### EXERCISE DESCRIPTION
Extract every line below that contains the word "title".

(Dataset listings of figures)
______________________________
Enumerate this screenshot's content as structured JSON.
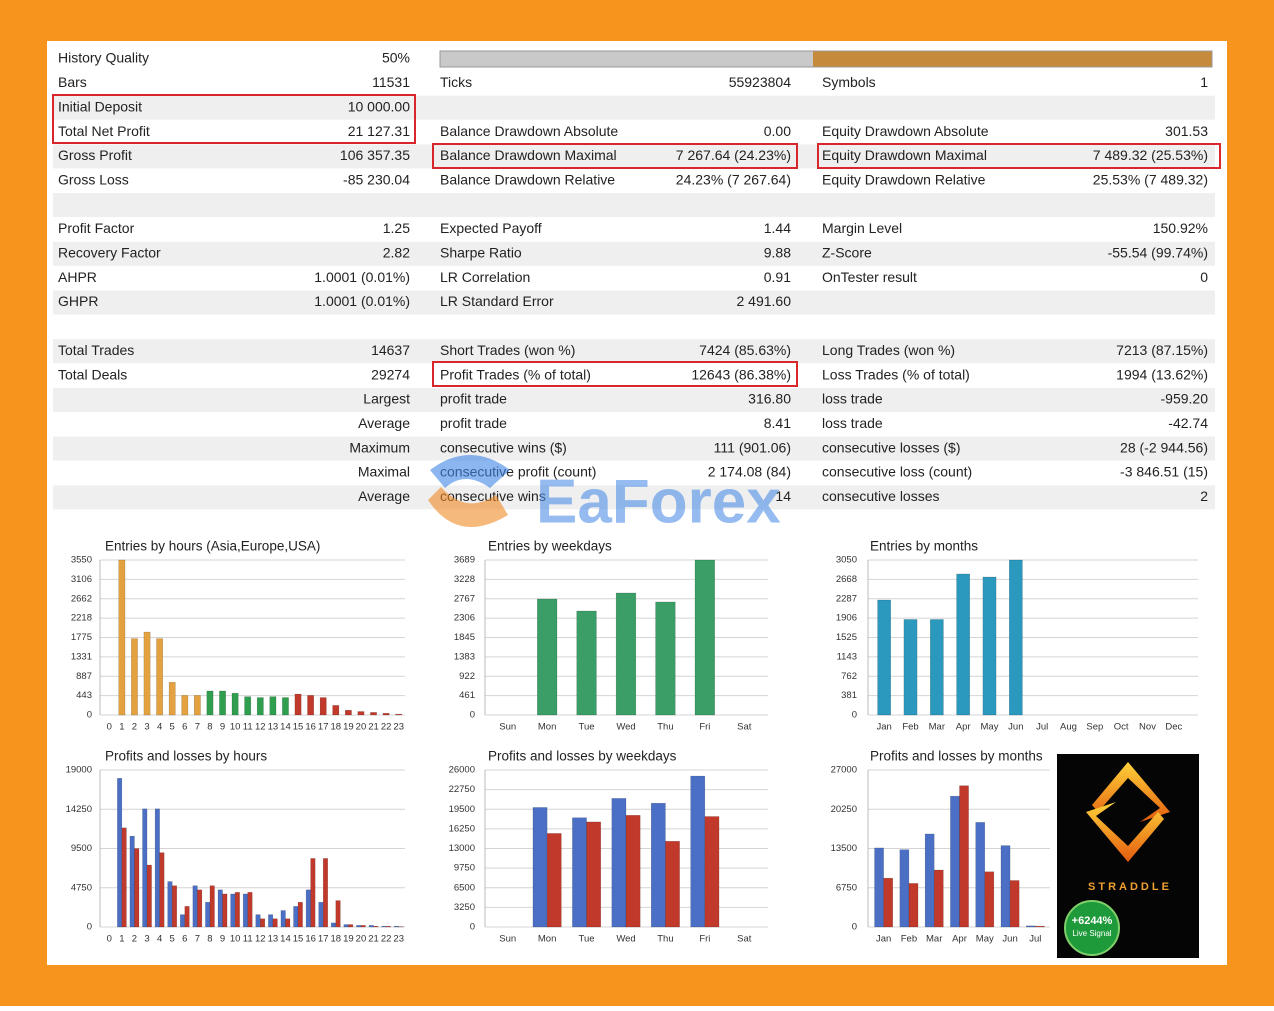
{
  "report": {
    "rows": [
      {
        "c1": {
          "label": "History Quality",
          "value": "50%"
        }
      },
      {
        "c1": {
          "label": "Bars",
          "value": "11531"
        },
        "c2": {
          "label": "Ticks",
          "value": "55923804"
        },
        "c3": {
          "label": "Symbols",
          "value": "1"
        }
      },
      {
        "c1": {
          "label": "Initial Deposit",
          "value": "10 000.00"
        }
      },
      {
        "c1": {
          "label": "Total Net Profit",
          "value": "21 127.31"
        },
        "c2": {
          "label": "Balance Drawdown Absolute",
          "value": "0.00"
        },
        "c3": {
          "label": "Equity Drawdown Absolute",
          "value": "301.53"
        }
      },
      {
        "c1": {
          "label": "Gross Profit",
          "value": "106 357.35"
        },
        "c2": {
          "label": "Balance Drawdown Maximal",
          "value": "7 267.64 (24.23%)"
        },
        "c3": {
          "label": "Equity Drawdown Maximal",
          "value": "7 489.32 (25.53%)"
        }
      },
      {
        "c1": {
          "label": "Gross Loss",
          "value": "-85 230.04"
        },
        "c2": {
          "label": "Balance Drawdown Relative",
          "value": "24.23% (7 267.64)"
        },
        "c3": {
          "label": "Equity Drawdown Relative",
          "value": "25.53% (7 489.32)"
        }
      },
      {
        "c1": {
          "label": "Profit Factor",
          "value": "1.25"
        },
        "c2": {
          "label": "Expected Payoff",
          "value": "1.44"
        },
        "c3": {
          "label": "Margin Level",
          "value": "150.92%"
        }
      },
      {
        "c1": {
          "label": "Recovery Factor",
          "value": "2.82"
        },
        "c2": {
          "label": "Sharpe Ratio",
          "value": "9.88"
        },
        "c3": {
          "label": "Z-Score",
          "value": "-55.54 (99.74%)"
        }
      },
      {
        "c1": {
          "label": "AHPR",
          "value": "1.0001 (0.01%)"
        },
        "c2": {
          "label": "LR Correlation",
          "value": "0.91"
        },
        "c3": {
          "label": "OnTester result",
          "value": "0"
        }
      },
      {
        "c1": {
          "label": "GHPR",
          "value": "1.0001 (0.01%)"
        },
        "c2": {
          "label": "LR Standard Error",
          "value": "2 491.60"
        }
      },
      {
        "c1": {
          "label": "Total Trades",
          "value": "14637"
        },
        "c2": {
          "label": "Short Trades (won %)",
          "value": "7424 (85.63%)"
        },
        "c3": {
          "label": "Long Trades (won %)",
          "value": "7213 (87.15%)"
        }
      },
      {
        "c1": {
          "label": "Total Deals",
          "value": "29274"
        },
        "c2": {
          "label": "Profit Trades (% of total)",
          "value": "12643 (86.38%)"
        },
        "c3": {
          "label": "Loss Trades (% of total)",
          "value": "1994 (13.62%)"
        }
      },
      {
        "c1": {
          "label": "Largest"
        },
        "c2": {
          "label": "profit trade",
          "value": "316.80"
        },
        "c3": {
          "label": "loss trade",
          "value": "-959.20"
        }
      },
      {
        "c1": {
          "label": "Average"
        },
        "c2": {
          "label": "profit trade",
          "value": "8.41"
        },
        "c3": {
          "label": "loss trade",
          "value": "-42.74"
        }
      },
      {
        "c1": {
          "label": "Maximum"
        },
        "c2": {
          "label": "consecutive wins ($)",
          "value": "111 (901.06)"
        },
        "c3": {
          "label": "consecutive losses ($)",
          "value": "28 (-2 944.56)"
        }
      },
      {
        "c1": {
          "label": "Maximal"
        },
        "c2": {
          "label": "consecutive profit (count)",
          "value": "2 174.08 (84)"
        },
        "c3": {
          "label": "consecutive loss (count)",
          "value": "-3 846.51 (15)"
        }
      },
      {
        "c1": {
          "label": "Average"
        },
        "c2": {
          "label": "consecutive wins",
          "value": "14"
        },
        "c3": {
          "label": "consecutive losses",
          "value": "2"
        }
      }
    ]
  },
  "watermark": "EaForex",
  "ad": {
    "brand": "STRADDLE",
    "badge": "+6244%",
    "badge_sub": "Live Signal"
  },
  "chart_data": [
    {
      "type": "bar",
      "title": "Entries by hours (Asia,Europe,USA)",
      "categories": [
        "0",
        "1",
        "2",
        "3",
        "4",
        "5",
        "6",
        "7",
        "8",
        "9",
        "10",
        "11",
        "12",
        "13",
        "14",
        "15",
        "16",
        "17",
        "18",
        "19",
        "20",
        "21",
        "22",
        "23"
      ],
      "values": [
        0,
        3550,
        1750,
        1900,
        1750,
        750,
        450,
        450,
        550,
        550,
        500,
        420,
        400,
        420,
        400,
        480,
        450,
        400,
        220,
        110,
        80,
        60,
        40,
        20
      ],
      "colors": [
        "#e3a23f",
        "#e3a23f",
        "#e3a23f",
        "#e3a23f",
        "#e3a23f",
        "#e3a23f",
        "#e3a23f",
        "#e3a23f",
        "#2f9e4f",
        "#2f9e4f",
        "#2f9e4f",
        "#2f9e4f",
        "#2f9e4f",
        "#2f9e4f",
        "#2f9e4f",
        "#c0392b",
        "#c0392b",
        "#c0392b",
        "#c0392b",
        "#c0392b",
        "#c0392b",
        "#c0392b",
        "#c0392b",
        "#c0392b"
      ],
      "ylim": [
        0,
        3550
      ],
      "yticks": [
        0,
        443,
        887,
        1331,
        1775,
        2218,
        2662,
        3106,
        3550
      ],
      "grid": true
    },
    {
      "type": "bar",
      "title": "Entries by weekdays",
      "categories": [
        "Sun",
        "Mon",
        "Tue",
        "Wed",
        "Thu",
        "Fri",
        "Sat"
      ],
      "values": [
        0,
        2760,
        2475,
        2904,
        2690,
        3689,
        0
      ],
      "color": "#3a9e66",
      "ylim": [
        0,
        3689
      ],
      "yticks": [
        0,
        461,
        922,
        1383,
        1845,
        2306,
        2767,
        3228,
        3689
      ],
      "grid": true
    },
    {
      "type": "bar",
      "title": "Entries by months",
      "categories": [
        "Jan",
        "Feb",
        "Mar",
        "Apr",
        "May",
        "Jun",
        "Jul",
        "Aug",
        "Sep",
        "Oct",
        "Nov",
        "Dec"
      ],
      "values": [
        2263,
        1880,
        1880,
        2775,
        2715,
        3050,
        0,
        0,
        0,
        0,
        0,
        0
      ],
      "color": "#2b98bd",
      "ylim": [
        0,
        3050
      ],
      "yticks": [
        0,
        381,
        762,
        1143,
        1525,
        1906,
        2287,
        2668,
        3050
      ],
      "grid": true
    },
    {
      "type": "grouped-bar",
      "title": "Profits and losses by hours",
      "categories": [
        "0",
        "1",
        "2",
        "3",
        "4",
        "5",
        "6",
        "7",
        "8",
        "9",
        "10",
        "11",
        "12",
        "13",
        "14",
        "15",
        "16",
        "17",
        "18",
        "19",
        "20",
        "21",
        "22",
        "23"
      ],
      "series": [
        {
          "color": "#4a6fc4",
          "values": [
            0,
            18000,
            11000,
            14300,
            14300,
            5500,
            1500,
            5000,
            3000,
            4500,
            4000,
            4000,
            1500,
            1500,
            2000,
            2500,
            4500,
            3000,
            500,
            300,
            200,
            200,
            100,
            100
          ]
        },
        {
          "color": "#c0392b",
          "values": [
            0,
            12000,
            9500,
            7500,
            9000,
            5000,
            2500,
            4500,
            5000,
            4000,
            4200,
            4200,
            1000,
            1000,
            1000,
            3000,
            8300,
            8300,
            3200,
            300,
            200,
            100,
            100,
            50
          ]
        }
      ],
      "ylim": [
        0,
        19000
      ],
      "yticks": [
        0,
        4750,
        9500,
        14250,
        19000
      ],
      "grid": true
    },
    {
      "type": "grouped-bar",
      "title": "Profits and losses by weekdays",
      "categories": [
        "Sun",
        "Mon",
        "Tue",
        "Wed",
        "Thu",
        "Fri",
        "Sat"
      ],
      "series": [
        {
          "color": "#4a6fc4",
          "values": [
            0,
            19800,
            18100,
            21300,
            20500,
            25000,
            0
          ]
        },
        {
          "color": "#c0392b",
          "values": [
            0,
            15500,
            17400,
            18500,
            14200,
            18300,
            0
          ]
        }
      ],
      "ylim": [
        0,
        26000
      ],
      "yticks": [
        0,
        3250,
        6500,
        9750,
        13000,
        16250,
        19500,
        22750,
        26000
      ],
      "grid": true
    },
    {
      "type": "grouped-bar",
      "title": "Profits and losses by months",
      "categories": [
        "Jan",
        "Feb",
        "Mar",
        "Apr",
        "May",
        "Jun",
        "Jul"
      ],
      "series": [
        {
          "color": "#4a6fc4",
          "values": [
            13600,
            13300,
            16000,
            22500,
            18000,
            14000,
            200
          ]
        },
        {
          "color": "#c0392b",
          "values": [
            8400,
            7500,
            9800,
            24300,
            9500,
            8000,
            150
          ]
        }
      ],
      "ylim": [
        0,
        27000
      ],
      "yticks": [
        0,
        6750,
        13500,
        20250,
        27000
      ],
      "grid": true
    }
  ]
}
______________________________
### TASK RESPONSE
      "title": "Entries by hours (Asia,Europe,USA)",
      "title": "Entries by weekdays",
      "title": "Entries by months",
      "title": "Profits and losses by hours",
      "title": "Profits and losses by weekdays",
      "title": "Profits and losses by months",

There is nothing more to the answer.